### WRITTEN PROBLEM
In the listing that follows, how many lines contain the string "United"? Provide only the number.

==============================

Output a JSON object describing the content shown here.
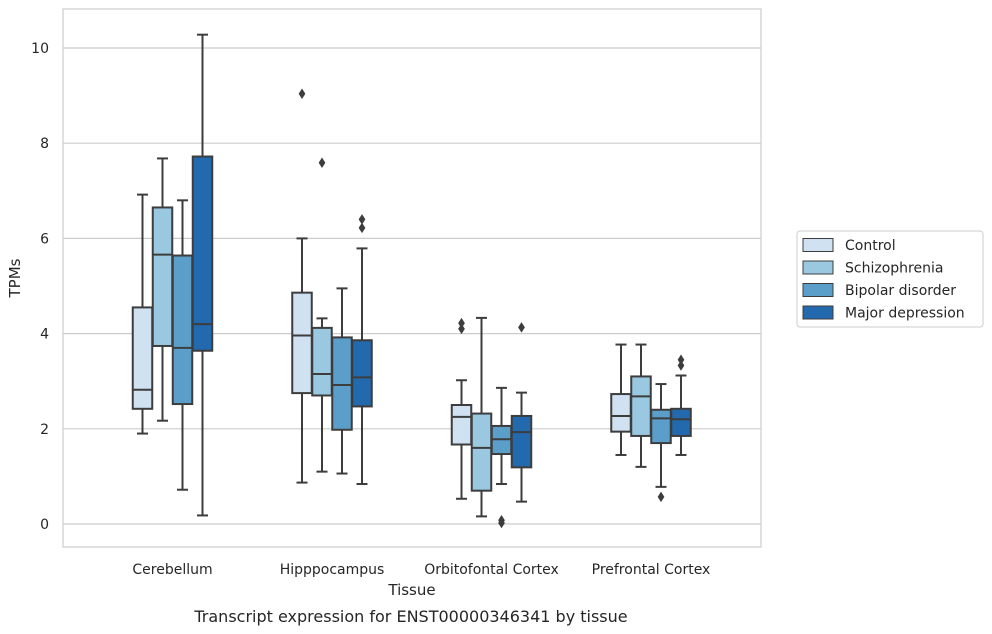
{
  "caption": "Transcript expression for ENST00000346341 by tissue",
  "chart_data": {
    "type": "boxplot",
    "xlabel": "Tissue",
    "ylabel": "TPMs",
    "ylim": [
      -0.5,
      10.8
    ],
    "yticks": [
      0,
      2,
      4,
      6,
      8,
      10
    ],
    "grid": "horizontal",
    "legend_position": "right",
    "categories": [
      "Cerebellum",
      "Hipppocampus",
      "Orbitofontal Cortex",
      "Prefrontal Cortex"
    ],
    "series": [
      {
        "name": "Control",
        "color": "#d0e1f2",
        "boxes": [
          {
            "whisker_low": 1.9,
            "q1": 2.42,
            "median": 2.82,
            "q3": 4.55,
            "whisker_high": 6.92,
            "outliers": []
          },
          {
            "whisker_low": 0.87,
            "q1": 2.75,
            "median": 3.96,
            "q3": 4.86,
            "whisker_high": 6.0,
            "outliers": [
              9.04
            ]
          },
          {
            "whisker_low": 0.53,
            "q1": 1.67,
            "median": 2.25,
            "q3": 2.5,
            "whisker_high": 3.02,
            "outliers": [
              4.1,
              4.22
            ]
          },
          {
            "whisker_low": 1.45,
            "q1": 1.94,
            "median": 2.27,
            "q3": 2.73,
            "whisker_high": 3.77,
            "outliers": []
          }
        ]
      },
      {
        "name": "Schizophrenia",
        "color": "#9ac8e0",
        "boxes": [
          {
            "whisker_low": 2.17,
            "q1": 3.74,
            "median": 5.66,
            "q3": 6.65,
            "whisker_high": 7.68,
            "outliers": []
          },
          {
            "whisker_low": 1.1,
            "q1": 2.7,
            "median": 3.15,
            "q3": 4.12,
            "whisker_high": 4.32,
            "outliers": [
              7.59
            ]
          },
          {
            "whisker_low": 0.16,
            "q1": 0.7,
            "median": 1.6,
            "q3": 2.32,
            "whisker_high": 4.33,
            "outliers": []
          },
          {
            "whisker_low": 1.2,
            "q1": 1.85,
            "median": 2.68,
            "q3": 3.1,
            "whisker_high": 3.77,
            "outliers": []
          }
        ]
      },
      {
        "name": "Bipolar disorder",
        "color": "#5b9ec9",
        "boxes": [
          {
            "whisker_low": 0.72,
            "q1": 2.52,
            "median": 3.7,
            "q3": 5.64,
            "whisker_high": 6.8,
            "outliers": []
          },
          {
            "whisker_low": 1.06,
            "q1": 1.98,
            "median": 2.92,
            "q3": 3.92,
            "whisker_high": 4.95,
            "outliers": []
          },
          {
            "whisker_low": 0.84,
            "q1": 1.47,
            "median": 1.78,
            "q3": 2.06,
            "whisker_high": 2.86,
            "outliers": [
              0.02,
              0.08
            ]
          },
          {
            "whisker_low": 0.78,
            "q1": 1.7,
            "median": 2.22,
            "q3": 2.4,
            "whisker_high": 2.94,
            "outliers": [
              0.57
            ]
          }
        ]
      },
      {
        "name": "Major depression",
        "color": "#2369ad",
        "boxes": [
          {
            "whisker_low": 0.18,
            "q1": 3.64,
            "median": 4.2,
            "q3": 7.72,
            "whisker_high": 10.28,
            "outliers": []
          },
          {
            "whisker_low": 0.84,
            "q1": 2.47,
            "median": 3.08,
            "q3": 3.86,
            "whisker_high": 5.79,
            "outliers": [
              6.22,
              6.4
            ]
          },
          {
            "whisker_low": 0.47,
            "q1": 1.19,
            "median": 1.93,
            "q3": 2.27,
            "whisker_high": 2.76,
            "outliers": [
              4.13
            ]
          },
          {
            "whisker_low": 1.45,
            "q1": 1.85,
            "median": 2.2,
            "q3": 2.42,
            "whisker_high": 3.12,
            "outliers": [
              3.33,
              3.45
            ]
          }
        ]
      }
    ]
  }
}
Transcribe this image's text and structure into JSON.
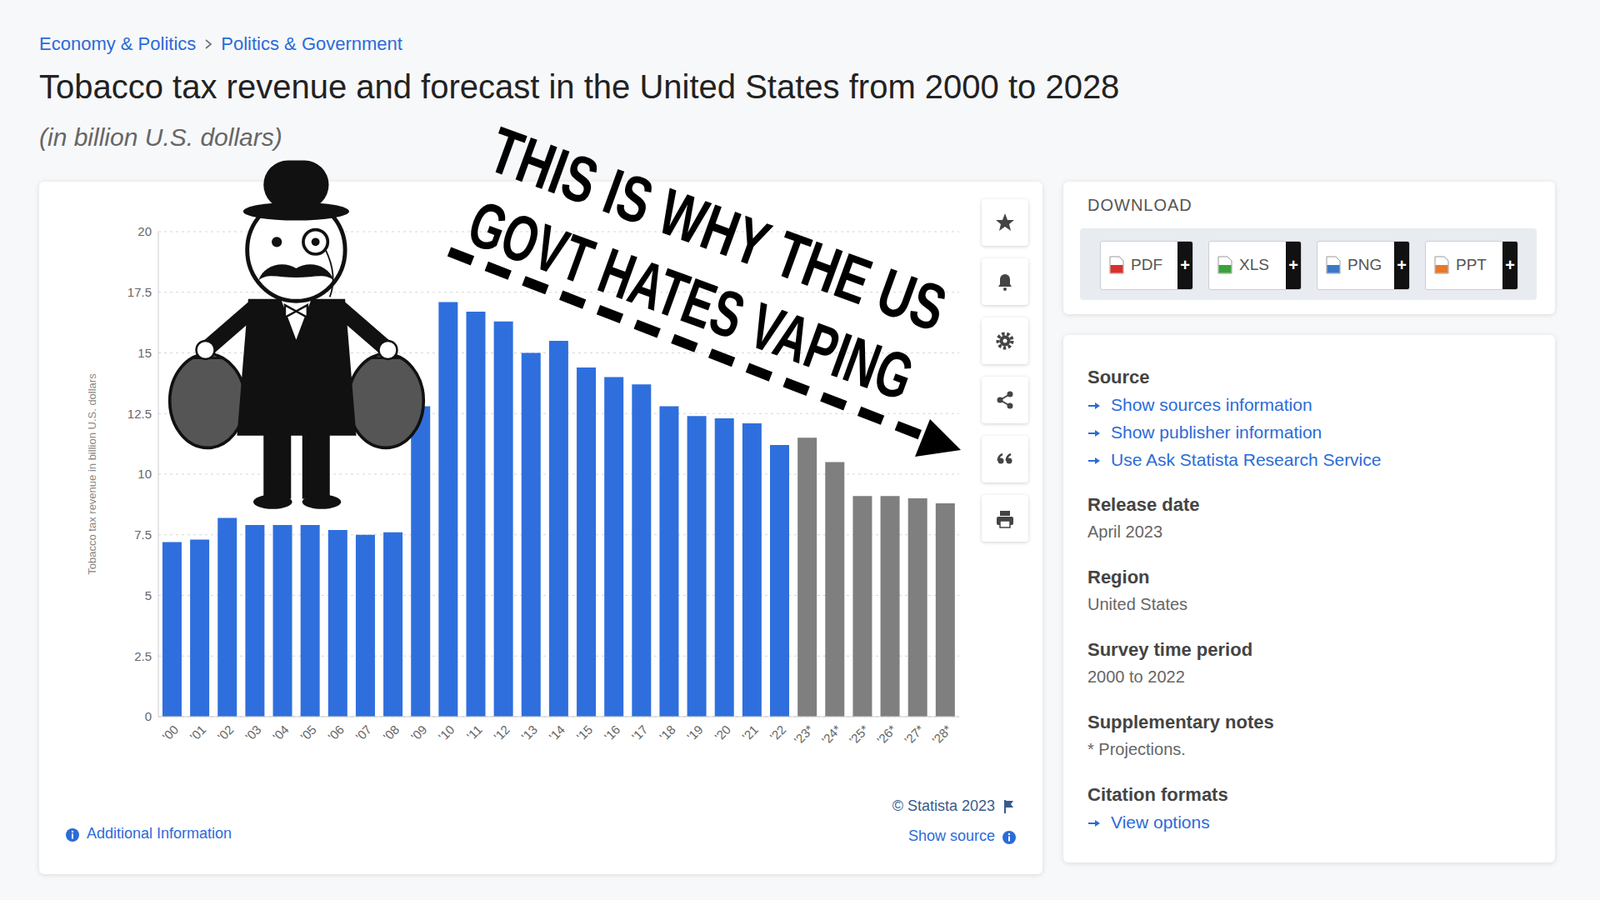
{
  "breadcrumb": [
    "Economy & Politics",
    "Politics & Government"
  ],
  "chart_data": {
    "type": "bar",
    "title": "Tobacco tax revenue and forecast in the United States from 2000 to 2028",
    "subtitle": "(in billion U.S. dollars)",
    "y_label": "Tobacco tax revenue in billion U.S. dollars",
    "categories": [
      "'00",
      "'01",
      "'02",
      "'03",
      "'04",
      "'05",
      "'06",
      "'07",
      "'08",
      "'09",
      "'10",
      "'11",
      "'12",
      "'13",
      "'14",
      "'15",
      "'16",
      "'17",
      "'18",
      "'19",
      "'20",
      "'21",
      "'22",
      "'23*",
      "'24*",
      "'25*",
      "'26*",
      "'27*",
      "'28*"
    ],
    "values": [
      7.2,
      7.3,
      8.2,
      7.9,
      7.9,
      7.9,
      7.7,
      7.5,
      7.6,
      12.8,
      17.1,
      16.7,
      16.3,
      15.0,
      15.5,
      14.4,
      14.0,
      13.7,
      12.8,
      12.4,
      12.3,
      12.1,
      11.2,
      11.5,
      10.5,
      9.1,
      9.1,
      9.0,
      8.8
    ],
    "colors": [
      "#2f6fdd",
      "#2f6fdd",
      "#2f6fdd",
      "#2f6fdd",
      "#2f6fdd",
      "#2f6fdd",
      "#2f6fdd",
      "#2f6fdd",
      "#2f6fdd",
      "#2f6fdd",
      "#2f6fdd",
      "#2f6fdd",
      "#2f6fdd",
      "#2f6fdd",
      "#2f6fdd",
      "#2f6fdd",
      "#2f6fdd",
      "#2f6fdd",
      "#2f6fdd",
      "#2f6fdd",
      "#2f6fdd",
      "#2f6fdd",
      "#2f6fdd",
      "#7f7f7f",
      "#7f7f7f",
      "#7f7f7f",
      "#7f7f7f",
      "#7f7f7f",
      "#7f7f7f"
    ],
    "ylim": [
      0,
      20
    ],
    "yticks": [
      0,
      2.5,
      5,
      7.5,
      10,
      12.5,
      15,
      17.5,
      20
    ],
    "grid": true,
    "annotation": [
      "THIS IS WHY THE US",
      "GOVT HATES VAPING"
    ]
  },
  "chart_footer": {
    "copyright": "© Statista 2023",
    "show_source": "Show source",
    "additional_information": "Additional Information"
  },
  "sidebar": {
    "download": {
      "heading": "DOWNLOAD",
      "formats": [
        "PDF",
        "XLS",
        "PNG",
        "PPT"
      ],
      "add": "+"
    },
    "details": [
      {
        "heading": "Source",
        "links": [
          "Show sources information",
          "Show publisher information",
          "Use Ask Statista Research Service"
        ]
      },
      {
        "heading": "Release date",
        "text": "April 2023"
      },
      {
        "heading": "Region",
        "text": "United States"
      },
      {
        "heading": "Survey time period",
        "text": "2000 to 2022"
      },
      {
        "heading": "Supplementary notes",
        "text": "* Projections."
      },
      {
        "heading": "Citation formats",
        "links": [
          "View options"
        ]
      }
    ]
  }
}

==============================

### REPLY TO THE EXERCISE
2